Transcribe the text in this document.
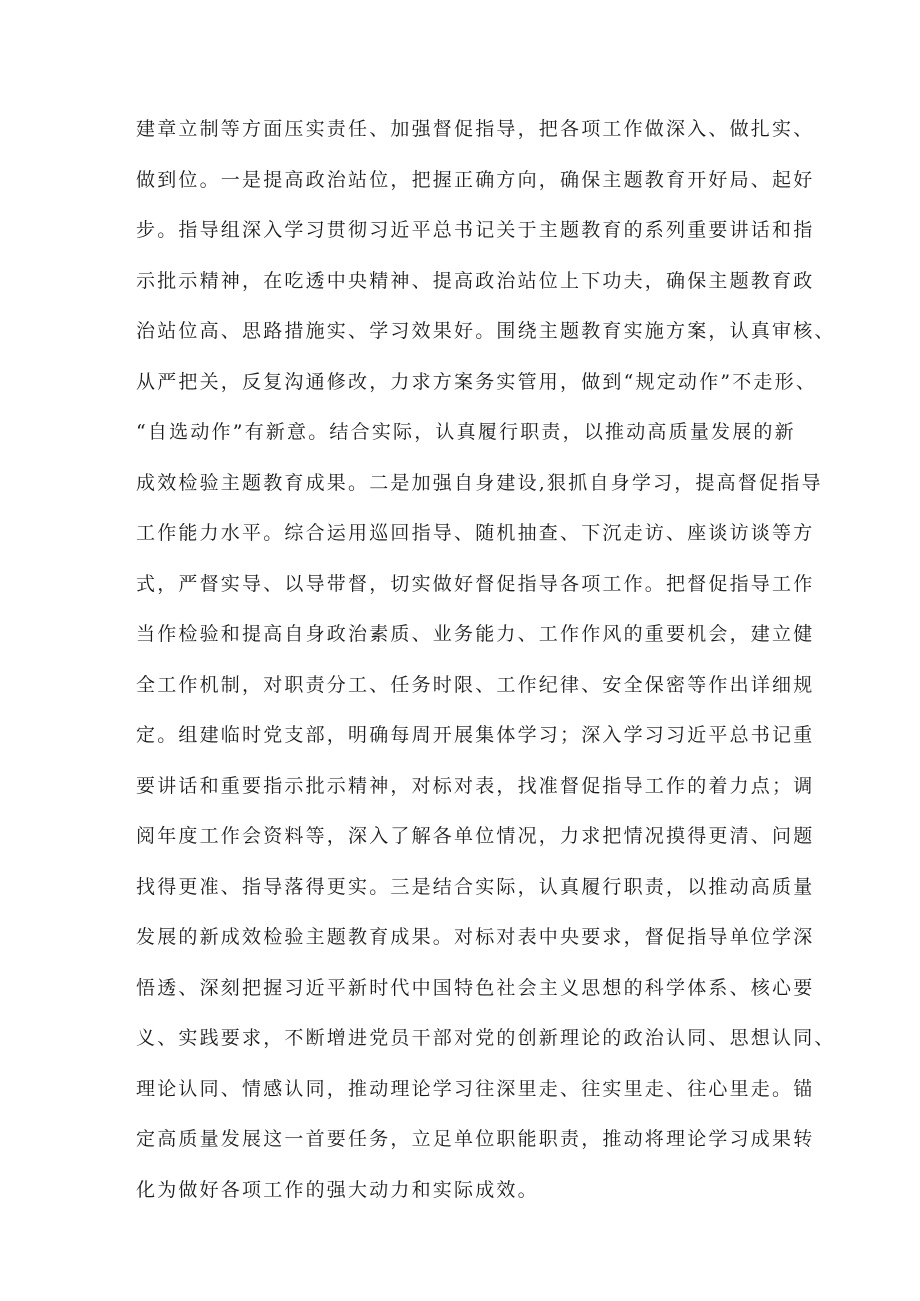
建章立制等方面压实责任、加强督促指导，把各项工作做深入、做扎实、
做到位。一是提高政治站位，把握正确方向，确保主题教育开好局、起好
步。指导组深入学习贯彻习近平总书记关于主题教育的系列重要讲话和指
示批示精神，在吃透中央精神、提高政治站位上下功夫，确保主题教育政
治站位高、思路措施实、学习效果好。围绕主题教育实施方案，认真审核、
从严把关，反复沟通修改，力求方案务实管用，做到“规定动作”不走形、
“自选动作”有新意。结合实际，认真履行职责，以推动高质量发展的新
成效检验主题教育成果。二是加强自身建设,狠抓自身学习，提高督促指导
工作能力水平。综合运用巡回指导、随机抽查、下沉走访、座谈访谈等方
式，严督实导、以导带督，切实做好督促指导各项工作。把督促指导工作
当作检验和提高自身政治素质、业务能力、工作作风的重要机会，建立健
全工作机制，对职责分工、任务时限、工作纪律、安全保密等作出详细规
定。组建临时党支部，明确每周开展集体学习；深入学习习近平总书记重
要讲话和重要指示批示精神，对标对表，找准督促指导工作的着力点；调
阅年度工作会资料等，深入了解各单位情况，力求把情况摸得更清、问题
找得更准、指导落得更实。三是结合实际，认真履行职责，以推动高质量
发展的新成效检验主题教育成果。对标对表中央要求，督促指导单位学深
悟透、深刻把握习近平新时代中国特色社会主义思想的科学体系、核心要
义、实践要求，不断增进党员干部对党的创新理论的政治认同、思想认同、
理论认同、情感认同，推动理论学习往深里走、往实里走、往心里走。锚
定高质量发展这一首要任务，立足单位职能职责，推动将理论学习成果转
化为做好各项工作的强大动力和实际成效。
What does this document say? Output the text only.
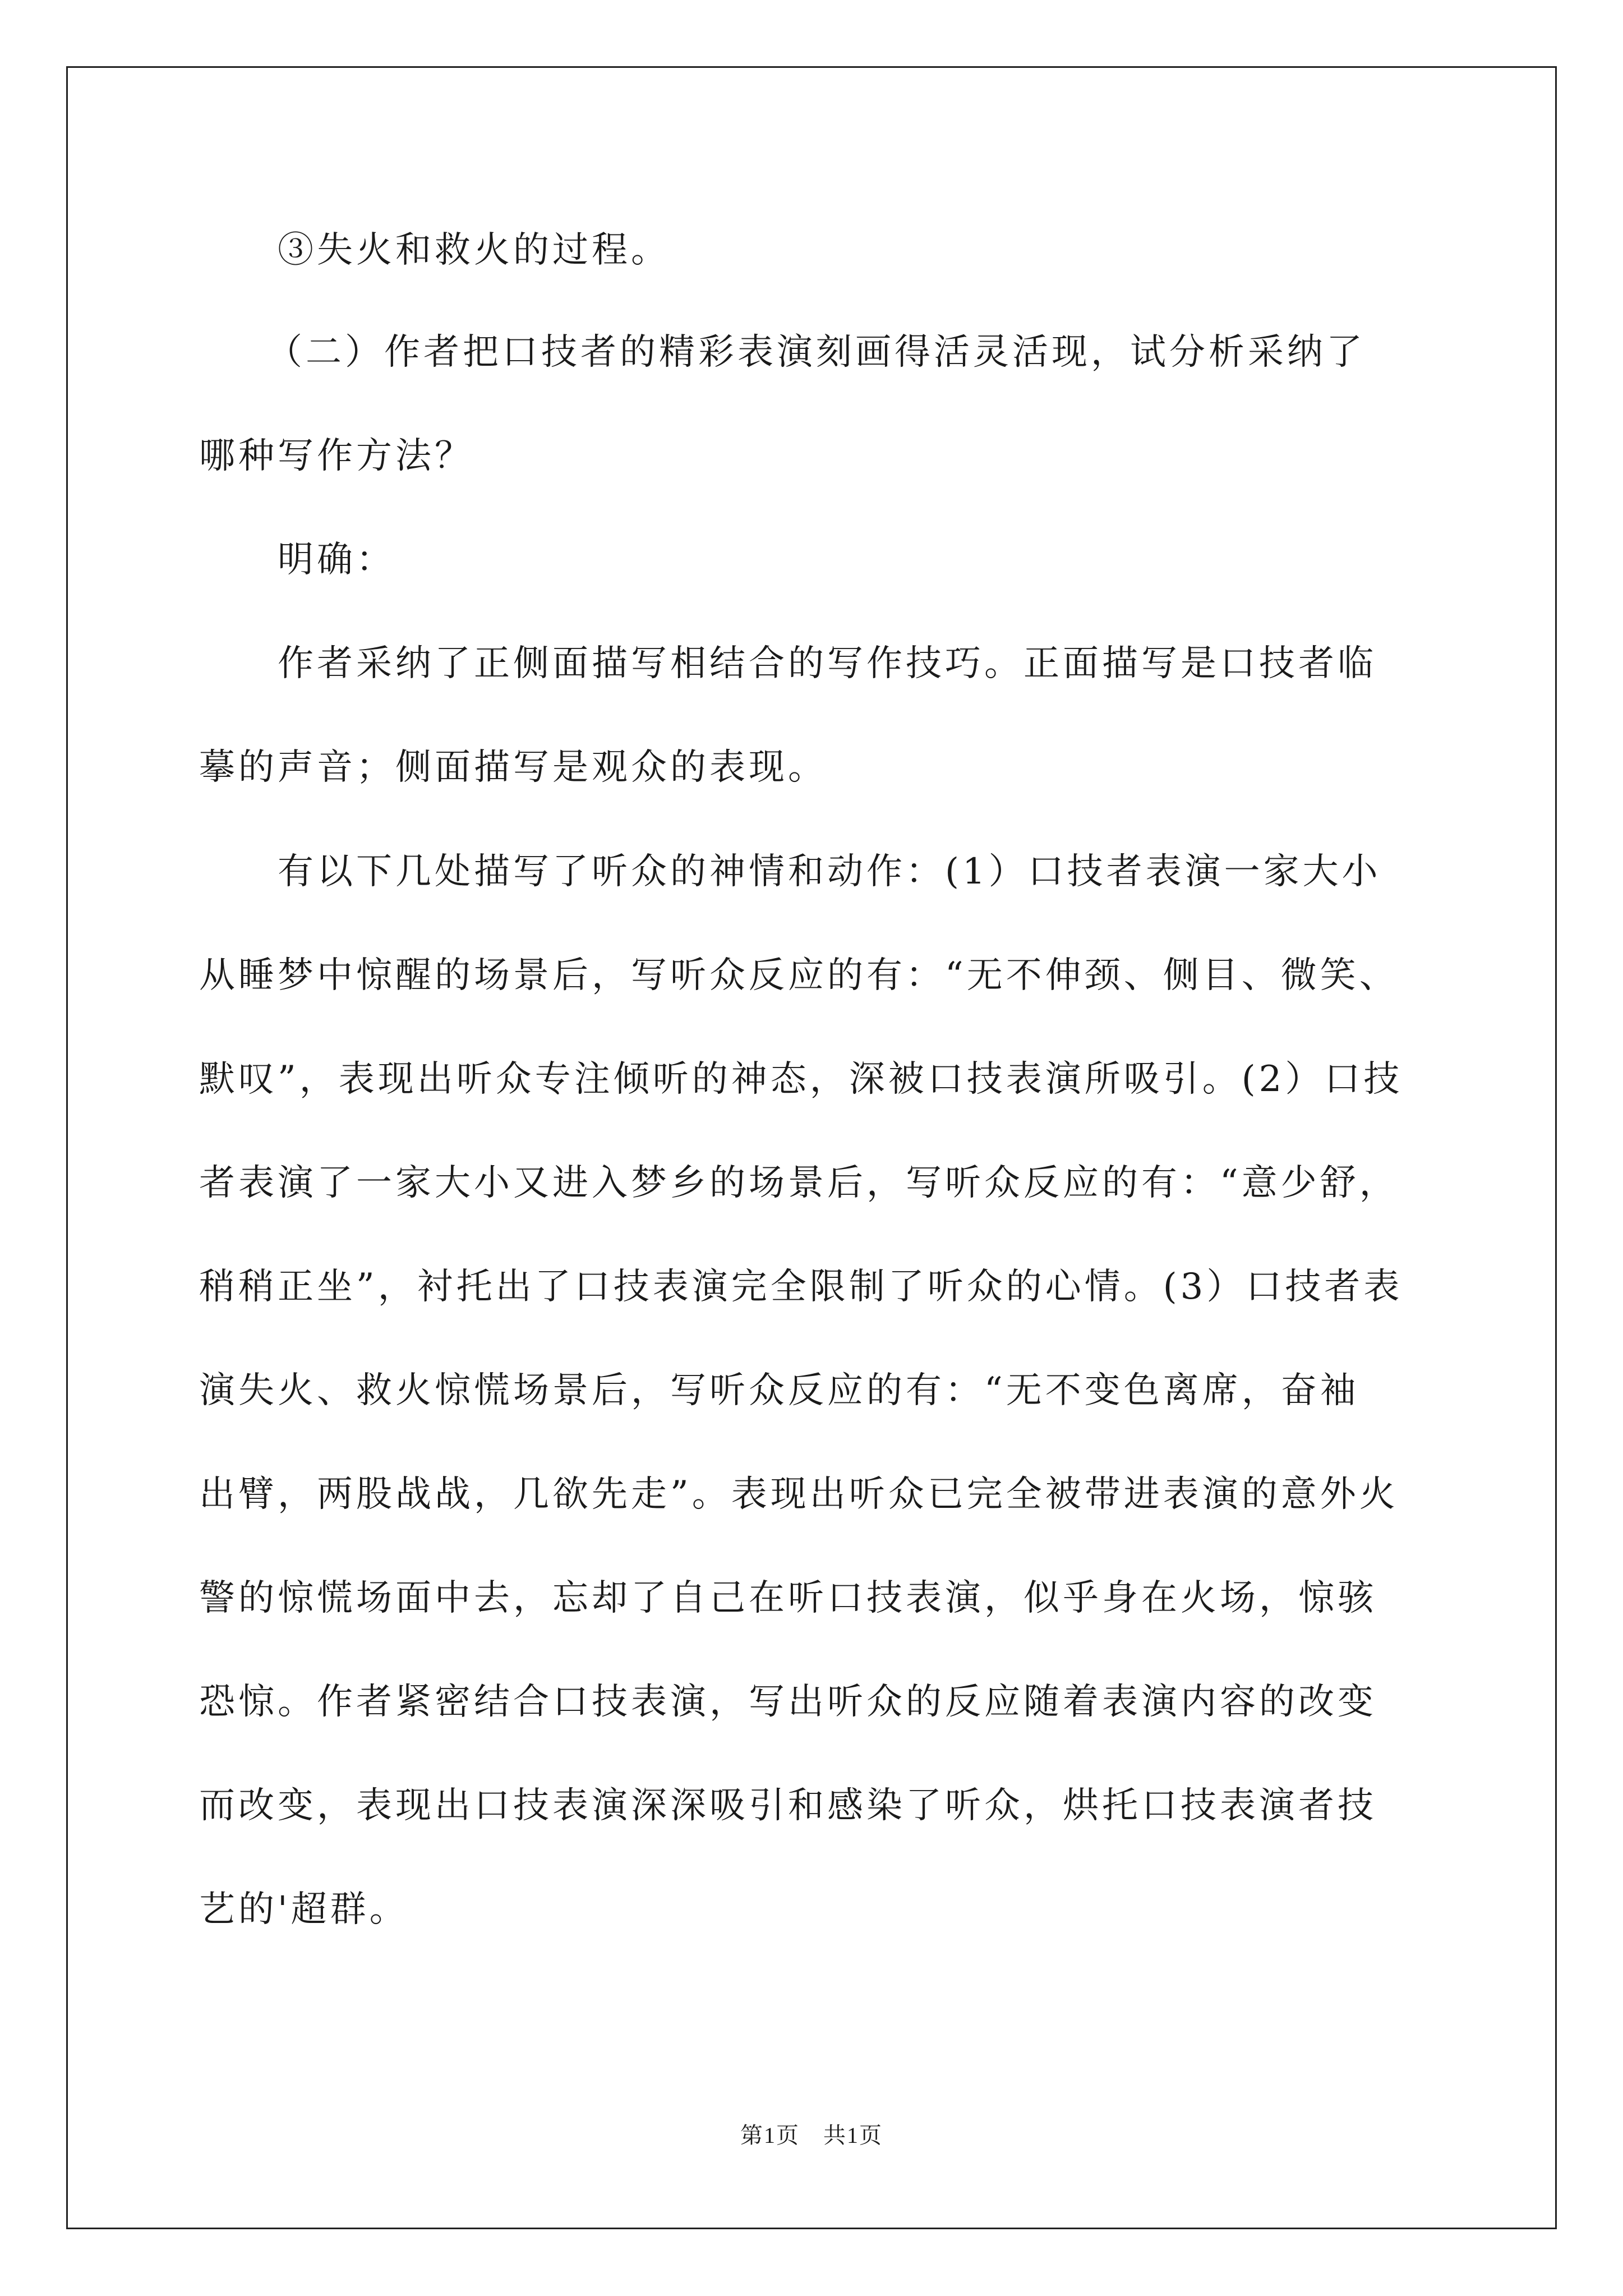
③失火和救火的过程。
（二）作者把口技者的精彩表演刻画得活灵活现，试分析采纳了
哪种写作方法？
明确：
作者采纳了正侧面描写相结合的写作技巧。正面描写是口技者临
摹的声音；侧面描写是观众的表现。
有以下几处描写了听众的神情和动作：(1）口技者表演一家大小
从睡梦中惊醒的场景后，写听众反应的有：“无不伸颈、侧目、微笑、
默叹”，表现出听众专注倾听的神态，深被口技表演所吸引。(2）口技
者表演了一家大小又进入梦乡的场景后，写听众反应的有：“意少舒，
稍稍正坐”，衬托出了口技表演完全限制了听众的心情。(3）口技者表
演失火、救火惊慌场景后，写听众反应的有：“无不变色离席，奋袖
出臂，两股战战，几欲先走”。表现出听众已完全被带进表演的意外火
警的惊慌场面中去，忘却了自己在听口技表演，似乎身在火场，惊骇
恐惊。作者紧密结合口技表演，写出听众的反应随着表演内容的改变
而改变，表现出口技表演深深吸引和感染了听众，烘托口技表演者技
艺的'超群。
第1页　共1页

---

SHORT EXERCISE ▸ Return the whole listing, word for word, and leave out every picture.

RESULT OF THE TASK ▸
Transcribe the text in this document.
建章立制等方面压实责任、加强督促指导，把各项工作做深入、做扎实、
做到位。一是提高政治站位，把握正确方向，确保主题教育开好局、起好
步。指导组深入学习贯彻习近平总书记关于主题教育的系列重要讲话和指
示批示精神，在吃透中央精神、提高政治站位上下功夫，确保主题教育政
治站位高、思路措施实、学习效果好。围绕主题教育实施方案，认真审核、
从严把关，反复沟通修改，力求方案务实管用，做到“规定动作”不走形、
“自选动作”有新意。结合实际，认真履行职责，以推动高质量发展的新
成效检验主题教育成果。二是加强自身建设,狠抓自身学习，提高督促指导
工作能力水平。综合运用巡回指导、随机抽查、下沉走访、座谈访谈等方
式，严督实导、以导带督，切实做好督促指导各项工作。把督促指导工作
当作检验和提高自身政治素质、业务能力、工作作风的重要机会，建立健
全工作机制，对职责分工、任务时限、工作纪律、安全保密等作出详细规
定。组建临时党支部，明确每周开展集体学习；深入学习习近平总书记重
要讲话和重要指示批示精神，对标对表，找准督促指导工作的着力点；调
阅年度工作会资料等，深入了解各单位情况，力求把情况摸得更清、问题
找得更准、指导落得更实。三是结合实际，认真履行职责，以推动高质量
发展的新成效检验主题教育成果。对标对表中央要求，督促指导单位学深
悟透、深刻把握习近平新时代中国特色社会主义思想的科学体系、核心要
义、实践要求，不断增进党员干部对党的创新理论的政治认同、思想认同、
理论认同、情感认同，推动理论学习往深里走、往实里走、往心里走。锚
定高质量发展这一首要任务，立足单位职能职责，推动将理论学习成果转
化为做好各项工作的强大动力和实际成效。
What does this document say? Output the text only.
③失火和救火的过程。
（二）作者把口技者的精彩表演刻画得活灵活现，试分析采纳了
哪种写作方法？
明确：
作者采纳了正侧面描写相结合的写作技巧。正面描写是口技者临
摹的声音；侧面描写是观众的表现。
有以下几处描写了听众的神情和动作：(1）口技者表演一家大小
从睡梦中惊醒的场景后，写听众反应的有：“无不伸颈、侧目、微笑、
默叹”，表现出听众专注倾听的神态，深被口技表演所吸引。(2）口技
者表演了一家大小又进入梦乡的场景后，写听众反应的有：“意少舒，
稍稍正坐”，衬托出了口技表演完全限制了听众的心情。(3）口技者表
演失火、救火惊慌场景后，写听众反应的有：“无不变色离席，奋袖
出臂，两股战战，几欲先走”。表现出听众已完全被带进表演的意外火
警的惊慌场面中去，忘却了自己在听口技表演，似乎身在火场，惊骇
恐惊。作者紧密结合口技表演，写出听众的反应随着表演内容的改变
而改变，表现出口技表演深深吸引和感染了听众，烘托口技表演者技
艺的'超群。
第1页　共1页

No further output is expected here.